[Start Material for the task]

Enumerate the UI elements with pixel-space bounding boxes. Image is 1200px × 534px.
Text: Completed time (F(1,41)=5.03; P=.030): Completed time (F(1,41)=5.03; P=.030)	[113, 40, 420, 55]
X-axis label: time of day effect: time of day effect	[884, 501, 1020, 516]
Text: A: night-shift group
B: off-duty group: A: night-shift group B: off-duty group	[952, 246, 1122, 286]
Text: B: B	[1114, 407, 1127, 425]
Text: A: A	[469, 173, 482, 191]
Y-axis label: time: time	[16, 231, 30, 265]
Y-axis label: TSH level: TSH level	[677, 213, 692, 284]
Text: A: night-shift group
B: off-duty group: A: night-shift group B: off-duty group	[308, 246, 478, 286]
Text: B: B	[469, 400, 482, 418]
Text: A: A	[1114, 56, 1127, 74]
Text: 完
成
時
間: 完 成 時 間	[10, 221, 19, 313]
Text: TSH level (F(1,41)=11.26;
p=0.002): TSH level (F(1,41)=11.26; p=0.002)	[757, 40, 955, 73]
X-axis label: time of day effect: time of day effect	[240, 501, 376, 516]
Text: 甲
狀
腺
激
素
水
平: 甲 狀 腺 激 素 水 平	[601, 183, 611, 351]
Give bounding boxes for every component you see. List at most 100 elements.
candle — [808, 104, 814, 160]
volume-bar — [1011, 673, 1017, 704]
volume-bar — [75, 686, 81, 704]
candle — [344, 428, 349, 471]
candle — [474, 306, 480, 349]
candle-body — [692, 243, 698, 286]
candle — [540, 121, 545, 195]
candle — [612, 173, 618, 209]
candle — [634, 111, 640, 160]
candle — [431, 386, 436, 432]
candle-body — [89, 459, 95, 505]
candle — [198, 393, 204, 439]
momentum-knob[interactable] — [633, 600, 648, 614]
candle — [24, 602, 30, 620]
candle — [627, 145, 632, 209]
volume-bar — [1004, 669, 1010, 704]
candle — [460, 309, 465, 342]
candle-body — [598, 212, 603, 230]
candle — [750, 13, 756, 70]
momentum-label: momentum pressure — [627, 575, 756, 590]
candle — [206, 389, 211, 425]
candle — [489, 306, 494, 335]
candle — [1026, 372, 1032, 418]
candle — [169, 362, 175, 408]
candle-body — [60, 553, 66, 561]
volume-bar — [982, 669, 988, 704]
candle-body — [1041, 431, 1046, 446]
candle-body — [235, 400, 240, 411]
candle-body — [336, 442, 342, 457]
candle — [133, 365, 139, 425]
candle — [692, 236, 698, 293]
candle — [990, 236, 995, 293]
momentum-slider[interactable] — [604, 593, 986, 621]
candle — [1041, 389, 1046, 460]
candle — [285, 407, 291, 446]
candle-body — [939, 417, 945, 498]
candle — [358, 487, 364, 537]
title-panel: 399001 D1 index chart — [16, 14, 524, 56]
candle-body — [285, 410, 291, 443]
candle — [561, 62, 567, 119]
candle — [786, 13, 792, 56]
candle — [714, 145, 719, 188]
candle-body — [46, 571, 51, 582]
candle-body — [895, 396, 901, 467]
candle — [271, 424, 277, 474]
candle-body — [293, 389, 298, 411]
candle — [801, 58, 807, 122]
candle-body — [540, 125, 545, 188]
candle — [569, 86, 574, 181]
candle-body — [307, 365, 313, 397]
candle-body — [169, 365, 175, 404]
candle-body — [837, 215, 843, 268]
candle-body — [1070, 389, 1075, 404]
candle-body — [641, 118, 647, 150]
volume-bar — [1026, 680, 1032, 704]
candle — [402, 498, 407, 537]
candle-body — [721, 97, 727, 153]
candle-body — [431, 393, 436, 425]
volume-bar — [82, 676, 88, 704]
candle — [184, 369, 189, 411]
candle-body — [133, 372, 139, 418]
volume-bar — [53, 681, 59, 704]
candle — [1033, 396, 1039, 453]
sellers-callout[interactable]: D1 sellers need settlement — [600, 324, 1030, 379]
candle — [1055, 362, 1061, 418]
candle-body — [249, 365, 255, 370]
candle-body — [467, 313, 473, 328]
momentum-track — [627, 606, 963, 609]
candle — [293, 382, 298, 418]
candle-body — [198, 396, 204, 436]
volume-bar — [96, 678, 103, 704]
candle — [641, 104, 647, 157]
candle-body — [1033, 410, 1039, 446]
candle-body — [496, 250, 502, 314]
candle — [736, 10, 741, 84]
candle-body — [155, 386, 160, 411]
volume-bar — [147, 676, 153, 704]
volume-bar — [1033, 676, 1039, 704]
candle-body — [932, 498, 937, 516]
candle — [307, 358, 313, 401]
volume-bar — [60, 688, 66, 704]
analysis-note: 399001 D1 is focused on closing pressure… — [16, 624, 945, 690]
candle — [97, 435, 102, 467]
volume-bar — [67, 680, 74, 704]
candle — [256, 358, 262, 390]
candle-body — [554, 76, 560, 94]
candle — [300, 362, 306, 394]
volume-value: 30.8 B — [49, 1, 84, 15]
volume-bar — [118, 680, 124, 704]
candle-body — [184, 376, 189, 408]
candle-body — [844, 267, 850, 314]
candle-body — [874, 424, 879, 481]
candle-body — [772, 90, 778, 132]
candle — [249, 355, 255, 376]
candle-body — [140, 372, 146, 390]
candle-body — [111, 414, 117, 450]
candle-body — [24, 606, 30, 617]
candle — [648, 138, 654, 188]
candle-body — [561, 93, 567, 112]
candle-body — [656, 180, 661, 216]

[End Material for the task]

Render every line of the rows above as a Markdown table with two columns, Line and Row content. Number the lines in order and leave out any blank lines.

**Worked answer:**
| Line | Row content |
|---|---|
| 1 | Enumerate the UI elements with pixel-space bounding boxes. Image is 1200px × 534px. |
| 2 | Text: Completed time (F(1,41)=5.03; P=.030): Completed time (F(1,41)=5.03; P=.030)	[113, 40, 420, 55] |
| 3 | X-axis label: time of day effect: time of day effect	[884, 501, 1020, 516] |
| 4 | Text: A: night-shift group |
| 5 | B: off-duty group: A: night-shift group B: off-duty group	[952, 246, 1122, 286] |
| 6 | Text: B: B	[1114, 407, 1127, 425] |
| 7 | Text: A: A	[469, 173, 482, 191] |
| 8 | Y-axis label: time: time	[16, 231, 30, 265] |
| 9 | Y-axis label: TSH level: TSH level	[677, 213, 692, 284] |
| 10 | Text: A: night-shift group |
| 11 | B: off-duty group: A: night-shift group B: off-duty group	[308, 246, 478, 286] |
| 12 | Text: B: B	[469, 400, 482, 418] |
| 13 | Text: A: A	[1114, 56, 1127, 74] |
| 14 | Text: 完 |
| 15 | 成 |
| 16 | 時 |
| 17 | 間: 完 成 時 間	[10, 221, 19, 313] |
| 18 | Text: TSH level (F(1,41)=11.26; |
| 19 | p=0.002): TSH level (F(1,41)=11.26; p=0.002)	[757, 40, 955, 73] |
| 20 | X-axis label: time of day effect: time of day effect	[240, 501, 376, 516] |
| 21 | Text: 甲 |
| 22 | 狀 |
| 23 | 腺 |
| 24 | 激 |
| 25 | 素 |
| 26 | 水 |
| 27 | 平: 甲 狀 腺 激 素 水 平	[601, 183, 611, 351] |
| 28 | Give bounding boxes for every component you see. List at most 100 elements. |
| 29 | candle — [808, 104, 814, 160] |
| 30 | volume-bar — [1011, 673, 1017, 704] |
| 31 | volume-bar — [75, 686, 81, 704] |
| 32 | candle — [344, 428, 349, 471] |
| 33 | candle — [474, 306, 480, 349] |
| 34 | candle-body — [692, 243, 698, 286] |
| 35 | candle — [540, 121, 545, 195] |
| 36 | candle — [612, 173, 618, 209] |
| 37 | candle — [634, 111, 640, 160] |
| 38 | candle — [431, 386, 436, 432] |
| 39 | candle-body — [89, 459, 95, 505] |
| 40 | candle — [198, 393, 204, 439] |
| 41 | momentum-knob[interactable] — [633, 600, 648, 614] |
| 42 | candle — [24, 602, 30, 620] |
| 43 | candle — [627, 145, 632, 209] |
| 44 | volume-bar — [1004, 669, 1010, 704] |
| 45 | candle — [460, 309, 465, 342] |
| 46 | candle-body — [598, 212, 603, 230] |
| 47 | candle — [750, 13, 756, 70] |
| 48 | momentum-label: momentum pressure — [627, 575, 756, 590] |
| 49 | candle — [206, 389, 211, 425] |
| 50 | candle — [489, 306, 494, 335] |
| 51 | candle — [1026, 372, 1032, 418] |
| 52 | candle — [169, 362, 175, 408] |
| 53 | candle-body — [60, 553, 66, 561] |
| 54 | volume-bar — [982, 669, 988, 704] |
| 55 | candle-body — [1041, 431, 1046, 446] |
| 56 | candle-body — [235, 400, 240, 411] |
| 57 | candle-body — [336, 442, 342, 457] |
| 58 | candle — [133, 365, 139, 425] |
| 59 | candle — [692, 236, 698, 293] |
| 60 | candle — [990, 236, 995, 293] |
| 61 | momentum-slider[interactable] — [604, 593, 986, 621] |
| 62 | candle — [1041, 389, 1046, 460] |
| 63 | candle — [285, 407, 291, 446] |
| 64 | candle-body — [939, 417, 945, 498] |
| 65 | candle — [358, 487, 364, 537] |
| 66 | title-panel: 399001 D1 index chart — [16, 14, 524, 56] |
| 67 | candle-body — [285, 410, 291, 443] |
| 68 | candle — [561, 62, 567, 119] |
| 69 | candle — [786, 13, 792, 56] |
| 70 | candle — [714, 145, 719, 188] |
| 71 | candle-body — [46, 571, 51, 582] |
| 72 | candle-body — [895, 396, 901, 467] |
| 73 | candle — [271, 424, 277, 474] |
| 74 | candle-body — [293, 389, 298, 411] |
| 75 | candle — [801, 58, 807, 122] |
| 76 | candle-body — [540, 125, 545, 188] |
| 77 | candle — [569, 86, 574, 181] |
| 78 | candle-body — [307, 365, 313, 397] |
| 79 | candle-body — [169, 365, 175, 404] |
| 80 | candle-body — [837, 215, 843, 268] |
| 81 | candle-body — [1070, 389, 1075, 404] |
| 82 | candle-body — [641, 118, 647, 150] |
| 83 | volume-bar — [1026, 680, 1032, 704] |
| 84 | candle — [402, 498, 407, 537] |
| 85 | candle-body — [721, 97, 727, 153] |
| 86 | candle-body — [431, 393, 436, 425] |
| 87 | volume-bar — [82, 676, 88, 704] |
| 88 | candle — [184, 369, 189, 411] |
| 89 | candle-body — [133, 372, 139, 418] |
| 90 | volume-bar — [53, 681, 59, 704] |
| 91 | candle — [1033, 396, 1039, 453] |
| 92 | sellers-callout[interactable]: D1 sellers need settlement — [600, 324, 1030, 379] |
| 93 | candle — [1055, 362, 1061, 418] |
| 94 | candle-body — [249, 365, 255, 370] |
| 95 | candle-body — [467, 313, 473, 328] |
| 96 | momentum-track — [627, 606, 963, 609] |
| 97 | candle — [293, 382, 298, 418] |
| 98 | candle-body — [198, 396, 204, 436] |
| 99 | volume-bar — [96, 678, 103, 704] |
| 100 | candle — [641, 104, 647, 157] |
| 101 | candle-body — [1033, 410, 1039, 446] |
| 102 | candle-body — [496, 250, 502, 314] |
| 103 | candle — [736, 10, 741, 84] |
| 104 | candle-body — [155, 386, 160, 411] |
| 105 | volume-bar — [147, 676, 153, 704] |
| 106 | volume-bar — [1033, 676, 1039, 704] |
| 107 | candle-body — [932, 498, 937, 516] |
| 108 | candle — [307, 358, 313, 401] |
| 109 | volume-bar — [60, 688, 66, 704] |
| 110 | analysis-note: 399001 D1 is focused on closing pressure… — [16, 624, 945, 690] |
| 111 | candle — [97, 435, 102, 467] |
| 112 | volume-bar — [67, 680, 74, 704] |
| 113 | candle — [256, 358, 262, 390] |
| 114 | candle-body — [554, 76, 560, 94] |
| 115 | candle — [300, 362, 306, 394] |
| 116 | volume-value: 30.8 B — [49, 1, 84, 15] |
| 117 | volume-bar — [118, 680, 124, 704] |
| 118 | candle-body — [184, 376, 189, 408] |
| 119 | candle-body — [844, 267, 850, 314] |
| 120 | candle-body — [874, 424, 879, 481] |
| 121 | candle-body — [772, 90, 778, 132] |
| 122 | candle — [249, 355, 255, 376] |
| 123 | candle-body — [140, 372, 146, 390] |
| 124 | candle-body — [111, 414, 117, 450] |
| 125 | candle-body — [24, 606, 30, 617] |
| 126 | candle — [648, 138, 654, 188] |
| 127 | candle-body — [561, 93, 567, 112] |
| 128 | candle-body — [656, 180, 661, 216] |